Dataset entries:
—————

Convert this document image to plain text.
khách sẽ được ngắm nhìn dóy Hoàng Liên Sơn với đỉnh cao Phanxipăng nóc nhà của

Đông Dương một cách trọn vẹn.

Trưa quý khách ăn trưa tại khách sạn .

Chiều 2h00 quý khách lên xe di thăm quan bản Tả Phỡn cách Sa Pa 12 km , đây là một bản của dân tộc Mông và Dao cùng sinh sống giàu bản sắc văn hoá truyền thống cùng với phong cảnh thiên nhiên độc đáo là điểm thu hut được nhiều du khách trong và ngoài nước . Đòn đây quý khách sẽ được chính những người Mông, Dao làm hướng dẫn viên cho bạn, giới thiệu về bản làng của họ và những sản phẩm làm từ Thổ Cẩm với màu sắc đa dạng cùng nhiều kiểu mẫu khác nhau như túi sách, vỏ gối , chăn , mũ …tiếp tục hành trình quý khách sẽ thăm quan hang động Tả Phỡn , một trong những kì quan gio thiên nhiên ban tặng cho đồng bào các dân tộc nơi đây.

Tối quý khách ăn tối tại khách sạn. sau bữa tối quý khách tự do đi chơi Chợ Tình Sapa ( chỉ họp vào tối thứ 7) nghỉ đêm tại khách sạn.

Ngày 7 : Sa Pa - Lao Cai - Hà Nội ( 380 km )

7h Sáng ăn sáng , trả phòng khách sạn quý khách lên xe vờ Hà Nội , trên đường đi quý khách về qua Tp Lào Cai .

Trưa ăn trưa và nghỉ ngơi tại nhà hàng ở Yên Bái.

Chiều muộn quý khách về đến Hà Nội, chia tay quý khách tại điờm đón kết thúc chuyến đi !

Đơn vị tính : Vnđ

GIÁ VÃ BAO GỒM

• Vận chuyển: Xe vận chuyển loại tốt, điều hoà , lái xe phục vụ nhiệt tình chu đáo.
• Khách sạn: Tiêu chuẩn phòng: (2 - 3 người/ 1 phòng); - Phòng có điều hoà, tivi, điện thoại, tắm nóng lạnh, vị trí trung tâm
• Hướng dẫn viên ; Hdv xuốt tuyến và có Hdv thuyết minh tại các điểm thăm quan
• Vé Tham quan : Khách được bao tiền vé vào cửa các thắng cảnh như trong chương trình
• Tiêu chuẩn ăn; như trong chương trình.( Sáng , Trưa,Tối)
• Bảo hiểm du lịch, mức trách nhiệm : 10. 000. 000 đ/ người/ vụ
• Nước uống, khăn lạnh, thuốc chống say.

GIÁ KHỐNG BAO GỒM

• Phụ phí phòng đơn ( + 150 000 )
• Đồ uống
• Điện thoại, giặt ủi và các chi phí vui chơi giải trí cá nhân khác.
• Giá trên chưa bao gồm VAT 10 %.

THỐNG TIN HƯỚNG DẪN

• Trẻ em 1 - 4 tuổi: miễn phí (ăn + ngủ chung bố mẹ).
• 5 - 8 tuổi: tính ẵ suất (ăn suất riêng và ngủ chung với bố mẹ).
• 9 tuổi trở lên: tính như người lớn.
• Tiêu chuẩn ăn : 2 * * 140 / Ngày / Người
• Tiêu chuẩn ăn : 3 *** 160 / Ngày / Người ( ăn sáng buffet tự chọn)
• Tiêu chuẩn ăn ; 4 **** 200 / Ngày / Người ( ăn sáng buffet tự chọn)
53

—————

Goal of the exercise:
State only the number of lines in these entries that contain "Ngày".

Solution for this problem:
4